Instruction. Collect all lines from the listing that include the string "iorth".

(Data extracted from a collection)
===

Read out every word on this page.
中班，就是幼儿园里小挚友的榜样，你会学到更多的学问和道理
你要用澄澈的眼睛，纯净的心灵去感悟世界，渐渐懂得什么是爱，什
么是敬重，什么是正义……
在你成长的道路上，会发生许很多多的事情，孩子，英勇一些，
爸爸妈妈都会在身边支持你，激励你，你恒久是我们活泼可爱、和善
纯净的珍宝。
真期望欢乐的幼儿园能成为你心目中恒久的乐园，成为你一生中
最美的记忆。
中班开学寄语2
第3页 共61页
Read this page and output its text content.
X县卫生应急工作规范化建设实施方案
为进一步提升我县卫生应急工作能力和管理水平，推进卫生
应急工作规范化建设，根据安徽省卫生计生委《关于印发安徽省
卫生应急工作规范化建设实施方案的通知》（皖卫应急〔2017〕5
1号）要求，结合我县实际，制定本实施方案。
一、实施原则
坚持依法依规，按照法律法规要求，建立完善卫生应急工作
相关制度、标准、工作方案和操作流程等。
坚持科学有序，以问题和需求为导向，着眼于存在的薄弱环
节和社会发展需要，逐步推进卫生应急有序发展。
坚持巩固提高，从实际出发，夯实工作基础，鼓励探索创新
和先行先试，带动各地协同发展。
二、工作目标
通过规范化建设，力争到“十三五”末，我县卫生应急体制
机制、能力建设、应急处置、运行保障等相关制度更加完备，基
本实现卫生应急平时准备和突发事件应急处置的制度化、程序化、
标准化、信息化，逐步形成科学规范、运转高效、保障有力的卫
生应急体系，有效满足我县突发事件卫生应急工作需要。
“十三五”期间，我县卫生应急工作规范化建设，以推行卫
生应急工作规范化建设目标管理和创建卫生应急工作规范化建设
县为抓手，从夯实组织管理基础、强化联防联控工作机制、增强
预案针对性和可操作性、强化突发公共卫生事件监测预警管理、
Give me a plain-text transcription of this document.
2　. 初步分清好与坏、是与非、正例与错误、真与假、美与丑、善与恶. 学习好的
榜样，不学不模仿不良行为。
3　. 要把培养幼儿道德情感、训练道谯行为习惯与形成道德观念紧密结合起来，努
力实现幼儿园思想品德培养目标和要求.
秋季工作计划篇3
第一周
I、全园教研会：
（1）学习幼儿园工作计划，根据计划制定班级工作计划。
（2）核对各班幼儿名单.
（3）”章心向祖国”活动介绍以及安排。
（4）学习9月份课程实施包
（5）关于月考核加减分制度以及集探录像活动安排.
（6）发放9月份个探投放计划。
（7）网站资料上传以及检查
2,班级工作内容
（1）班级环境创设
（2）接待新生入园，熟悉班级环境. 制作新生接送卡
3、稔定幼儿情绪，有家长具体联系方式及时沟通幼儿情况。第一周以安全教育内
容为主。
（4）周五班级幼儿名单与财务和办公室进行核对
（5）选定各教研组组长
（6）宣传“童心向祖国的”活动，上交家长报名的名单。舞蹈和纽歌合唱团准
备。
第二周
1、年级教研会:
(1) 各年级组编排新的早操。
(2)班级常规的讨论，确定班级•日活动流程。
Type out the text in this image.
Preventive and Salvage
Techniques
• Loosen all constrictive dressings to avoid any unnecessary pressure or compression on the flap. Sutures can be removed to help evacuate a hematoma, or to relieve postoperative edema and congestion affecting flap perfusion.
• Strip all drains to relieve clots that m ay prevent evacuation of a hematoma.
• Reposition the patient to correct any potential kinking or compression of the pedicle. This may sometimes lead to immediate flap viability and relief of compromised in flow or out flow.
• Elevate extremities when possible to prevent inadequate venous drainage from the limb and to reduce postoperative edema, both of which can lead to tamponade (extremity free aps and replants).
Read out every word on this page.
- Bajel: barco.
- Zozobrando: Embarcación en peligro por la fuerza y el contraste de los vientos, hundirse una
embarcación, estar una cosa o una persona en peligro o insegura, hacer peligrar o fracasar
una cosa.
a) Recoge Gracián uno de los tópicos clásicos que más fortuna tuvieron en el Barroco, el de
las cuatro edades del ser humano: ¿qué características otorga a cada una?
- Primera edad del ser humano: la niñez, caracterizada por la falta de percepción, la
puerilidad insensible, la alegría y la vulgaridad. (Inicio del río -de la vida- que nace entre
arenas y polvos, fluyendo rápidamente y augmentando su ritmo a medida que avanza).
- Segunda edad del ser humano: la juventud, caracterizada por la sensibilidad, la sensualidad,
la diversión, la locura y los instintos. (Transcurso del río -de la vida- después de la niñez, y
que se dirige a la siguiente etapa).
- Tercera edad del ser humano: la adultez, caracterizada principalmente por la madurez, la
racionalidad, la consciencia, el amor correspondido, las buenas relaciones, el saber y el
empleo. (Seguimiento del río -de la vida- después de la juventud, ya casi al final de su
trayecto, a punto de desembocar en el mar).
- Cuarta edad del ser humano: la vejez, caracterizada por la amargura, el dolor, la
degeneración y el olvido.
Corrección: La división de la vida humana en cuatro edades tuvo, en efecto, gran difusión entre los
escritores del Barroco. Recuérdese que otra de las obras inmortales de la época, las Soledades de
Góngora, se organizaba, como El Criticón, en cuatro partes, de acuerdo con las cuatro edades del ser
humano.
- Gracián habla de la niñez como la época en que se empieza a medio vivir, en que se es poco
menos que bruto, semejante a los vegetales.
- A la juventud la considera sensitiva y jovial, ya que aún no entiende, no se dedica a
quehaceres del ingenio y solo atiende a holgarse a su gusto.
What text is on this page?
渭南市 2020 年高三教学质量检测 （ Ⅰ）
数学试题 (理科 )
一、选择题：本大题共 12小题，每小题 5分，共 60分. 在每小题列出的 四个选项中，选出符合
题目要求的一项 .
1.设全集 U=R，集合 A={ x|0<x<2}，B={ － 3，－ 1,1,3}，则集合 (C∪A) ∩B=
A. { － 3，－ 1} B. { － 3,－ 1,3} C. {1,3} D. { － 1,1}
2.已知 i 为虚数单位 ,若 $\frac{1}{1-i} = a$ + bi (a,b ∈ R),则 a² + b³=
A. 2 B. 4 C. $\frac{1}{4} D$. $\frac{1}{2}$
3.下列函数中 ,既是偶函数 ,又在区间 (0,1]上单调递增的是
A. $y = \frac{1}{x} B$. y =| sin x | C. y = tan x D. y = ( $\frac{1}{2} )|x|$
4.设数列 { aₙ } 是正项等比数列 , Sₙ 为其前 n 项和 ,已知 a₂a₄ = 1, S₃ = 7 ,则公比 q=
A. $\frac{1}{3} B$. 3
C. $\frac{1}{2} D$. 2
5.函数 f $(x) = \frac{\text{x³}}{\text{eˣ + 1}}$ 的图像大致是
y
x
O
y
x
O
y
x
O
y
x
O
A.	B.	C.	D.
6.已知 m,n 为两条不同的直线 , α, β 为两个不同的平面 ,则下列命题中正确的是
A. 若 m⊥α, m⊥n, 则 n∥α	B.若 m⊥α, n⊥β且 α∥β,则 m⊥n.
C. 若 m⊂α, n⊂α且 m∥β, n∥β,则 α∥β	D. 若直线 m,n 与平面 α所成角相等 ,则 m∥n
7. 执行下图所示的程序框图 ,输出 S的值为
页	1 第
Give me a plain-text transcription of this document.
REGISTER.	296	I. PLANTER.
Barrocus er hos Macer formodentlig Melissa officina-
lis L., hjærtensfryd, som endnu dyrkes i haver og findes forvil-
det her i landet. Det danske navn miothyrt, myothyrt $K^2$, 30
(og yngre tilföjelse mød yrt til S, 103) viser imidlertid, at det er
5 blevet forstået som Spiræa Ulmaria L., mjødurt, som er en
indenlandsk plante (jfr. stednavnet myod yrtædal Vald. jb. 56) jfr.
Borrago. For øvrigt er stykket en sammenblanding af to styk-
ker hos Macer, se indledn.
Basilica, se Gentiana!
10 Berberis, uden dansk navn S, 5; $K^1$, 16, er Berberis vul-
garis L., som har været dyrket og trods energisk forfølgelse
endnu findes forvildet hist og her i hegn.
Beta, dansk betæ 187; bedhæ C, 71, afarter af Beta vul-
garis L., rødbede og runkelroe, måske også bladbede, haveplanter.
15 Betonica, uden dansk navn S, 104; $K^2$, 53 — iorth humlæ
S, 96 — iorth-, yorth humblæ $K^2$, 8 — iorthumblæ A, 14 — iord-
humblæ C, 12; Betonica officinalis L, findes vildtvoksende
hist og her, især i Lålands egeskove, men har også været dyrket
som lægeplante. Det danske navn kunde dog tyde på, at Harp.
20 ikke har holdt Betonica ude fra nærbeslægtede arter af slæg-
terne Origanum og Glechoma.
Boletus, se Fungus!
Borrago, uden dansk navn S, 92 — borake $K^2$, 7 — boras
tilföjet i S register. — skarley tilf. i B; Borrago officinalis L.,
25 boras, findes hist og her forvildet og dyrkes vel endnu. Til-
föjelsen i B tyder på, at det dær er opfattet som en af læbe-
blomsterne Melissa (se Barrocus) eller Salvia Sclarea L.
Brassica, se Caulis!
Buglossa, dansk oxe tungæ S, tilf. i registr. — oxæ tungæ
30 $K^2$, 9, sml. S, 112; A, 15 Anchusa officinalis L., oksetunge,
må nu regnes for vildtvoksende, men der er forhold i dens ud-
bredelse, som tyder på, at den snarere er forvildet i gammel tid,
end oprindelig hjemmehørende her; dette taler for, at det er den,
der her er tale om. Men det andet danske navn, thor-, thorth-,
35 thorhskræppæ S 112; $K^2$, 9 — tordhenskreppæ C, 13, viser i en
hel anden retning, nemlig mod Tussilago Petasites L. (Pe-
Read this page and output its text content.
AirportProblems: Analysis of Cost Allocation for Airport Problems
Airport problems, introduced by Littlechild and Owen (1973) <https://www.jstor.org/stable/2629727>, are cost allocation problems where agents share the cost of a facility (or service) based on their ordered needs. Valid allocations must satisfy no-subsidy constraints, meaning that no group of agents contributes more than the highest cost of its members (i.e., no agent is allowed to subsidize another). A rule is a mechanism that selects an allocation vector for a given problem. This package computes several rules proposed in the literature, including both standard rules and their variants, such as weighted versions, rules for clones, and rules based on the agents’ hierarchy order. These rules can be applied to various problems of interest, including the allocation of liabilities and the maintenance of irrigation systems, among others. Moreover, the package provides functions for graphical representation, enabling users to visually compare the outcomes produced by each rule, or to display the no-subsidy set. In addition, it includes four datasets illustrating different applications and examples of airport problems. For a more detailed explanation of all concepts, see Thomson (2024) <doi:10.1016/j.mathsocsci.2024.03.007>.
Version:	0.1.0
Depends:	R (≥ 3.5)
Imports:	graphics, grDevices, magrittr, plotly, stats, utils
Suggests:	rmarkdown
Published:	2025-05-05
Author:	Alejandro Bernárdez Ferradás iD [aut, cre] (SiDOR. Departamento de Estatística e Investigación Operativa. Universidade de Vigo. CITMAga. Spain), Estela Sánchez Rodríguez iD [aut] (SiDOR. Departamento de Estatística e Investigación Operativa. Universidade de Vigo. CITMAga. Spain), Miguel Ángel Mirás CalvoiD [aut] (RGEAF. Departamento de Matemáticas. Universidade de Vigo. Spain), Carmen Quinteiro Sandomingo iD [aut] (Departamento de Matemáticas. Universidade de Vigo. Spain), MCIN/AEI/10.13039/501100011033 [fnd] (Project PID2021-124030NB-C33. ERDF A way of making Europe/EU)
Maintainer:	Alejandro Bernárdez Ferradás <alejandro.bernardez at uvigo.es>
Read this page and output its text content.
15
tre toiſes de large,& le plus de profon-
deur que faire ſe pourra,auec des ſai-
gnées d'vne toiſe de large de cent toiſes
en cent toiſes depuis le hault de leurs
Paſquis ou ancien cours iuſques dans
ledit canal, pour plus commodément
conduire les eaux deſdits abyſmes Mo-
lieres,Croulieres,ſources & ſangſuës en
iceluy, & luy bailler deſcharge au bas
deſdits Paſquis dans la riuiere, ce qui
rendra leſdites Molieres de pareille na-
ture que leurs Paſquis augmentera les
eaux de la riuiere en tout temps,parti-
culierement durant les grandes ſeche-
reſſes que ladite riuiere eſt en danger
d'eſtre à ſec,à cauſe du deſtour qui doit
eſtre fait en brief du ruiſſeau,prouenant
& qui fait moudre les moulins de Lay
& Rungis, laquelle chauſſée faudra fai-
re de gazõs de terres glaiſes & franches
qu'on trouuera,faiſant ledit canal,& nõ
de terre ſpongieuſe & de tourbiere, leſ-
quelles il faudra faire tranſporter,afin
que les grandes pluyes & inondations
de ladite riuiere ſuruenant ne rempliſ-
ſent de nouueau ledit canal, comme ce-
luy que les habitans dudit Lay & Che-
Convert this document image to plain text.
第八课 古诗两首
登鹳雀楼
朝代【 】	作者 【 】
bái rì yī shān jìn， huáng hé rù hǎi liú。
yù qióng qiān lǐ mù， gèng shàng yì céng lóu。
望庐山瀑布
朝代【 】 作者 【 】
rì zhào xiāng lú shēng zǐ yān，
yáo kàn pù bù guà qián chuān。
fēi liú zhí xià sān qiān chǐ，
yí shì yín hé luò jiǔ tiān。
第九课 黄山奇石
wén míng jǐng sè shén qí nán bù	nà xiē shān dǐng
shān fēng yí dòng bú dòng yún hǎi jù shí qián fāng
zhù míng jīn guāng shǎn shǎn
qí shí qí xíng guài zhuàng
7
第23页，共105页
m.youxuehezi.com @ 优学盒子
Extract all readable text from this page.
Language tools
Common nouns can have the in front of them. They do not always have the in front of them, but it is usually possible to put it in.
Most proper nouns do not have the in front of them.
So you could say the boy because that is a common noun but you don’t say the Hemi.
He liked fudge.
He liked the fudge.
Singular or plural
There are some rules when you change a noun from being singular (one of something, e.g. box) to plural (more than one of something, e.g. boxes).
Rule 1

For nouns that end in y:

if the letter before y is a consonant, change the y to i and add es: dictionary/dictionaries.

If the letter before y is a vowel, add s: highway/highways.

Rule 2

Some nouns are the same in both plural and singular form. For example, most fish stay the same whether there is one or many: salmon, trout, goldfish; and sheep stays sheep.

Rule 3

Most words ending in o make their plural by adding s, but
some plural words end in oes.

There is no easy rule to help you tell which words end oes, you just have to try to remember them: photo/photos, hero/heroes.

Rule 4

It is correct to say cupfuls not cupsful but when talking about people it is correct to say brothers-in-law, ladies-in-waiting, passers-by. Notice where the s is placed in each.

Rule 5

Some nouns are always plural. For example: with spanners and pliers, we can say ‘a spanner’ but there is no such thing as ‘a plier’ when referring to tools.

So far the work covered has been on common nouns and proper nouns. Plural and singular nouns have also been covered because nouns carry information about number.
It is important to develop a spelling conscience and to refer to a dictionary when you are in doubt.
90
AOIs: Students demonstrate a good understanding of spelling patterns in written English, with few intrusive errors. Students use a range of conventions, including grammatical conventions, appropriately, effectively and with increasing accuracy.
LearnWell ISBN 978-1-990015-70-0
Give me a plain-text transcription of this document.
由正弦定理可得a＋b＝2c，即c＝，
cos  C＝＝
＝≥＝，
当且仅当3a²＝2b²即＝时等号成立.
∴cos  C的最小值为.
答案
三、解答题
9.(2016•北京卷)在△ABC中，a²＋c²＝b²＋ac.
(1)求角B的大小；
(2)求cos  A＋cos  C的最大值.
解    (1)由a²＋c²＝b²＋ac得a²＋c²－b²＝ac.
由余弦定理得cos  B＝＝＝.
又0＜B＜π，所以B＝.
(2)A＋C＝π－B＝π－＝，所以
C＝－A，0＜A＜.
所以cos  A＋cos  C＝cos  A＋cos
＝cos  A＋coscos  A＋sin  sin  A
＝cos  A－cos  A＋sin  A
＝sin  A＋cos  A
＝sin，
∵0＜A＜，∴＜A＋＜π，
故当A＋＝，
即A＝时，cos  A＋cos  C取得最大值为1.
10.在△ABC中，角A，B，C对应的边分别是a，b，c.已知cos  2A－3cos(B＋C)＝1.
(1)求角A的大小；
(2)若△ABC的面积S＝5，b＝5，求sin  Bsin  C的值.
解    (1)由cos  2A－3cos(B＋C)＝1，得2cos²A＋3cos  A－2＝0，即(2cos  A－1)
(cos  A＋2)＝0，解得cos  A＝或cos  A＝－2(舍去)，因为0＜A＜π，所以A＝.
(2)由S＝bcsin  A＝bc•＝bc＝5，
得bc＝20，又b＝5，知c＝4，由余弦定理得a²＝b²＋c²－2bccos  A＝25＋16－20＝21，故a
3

===

The result.
15 Betonica, uden dansk navn S, 104; $K^2$, 53 — iorth humlæ
S, 96 — iorth-, yorth humblæ $K^2$, 8 — iorthumblæ A, 14 — iord-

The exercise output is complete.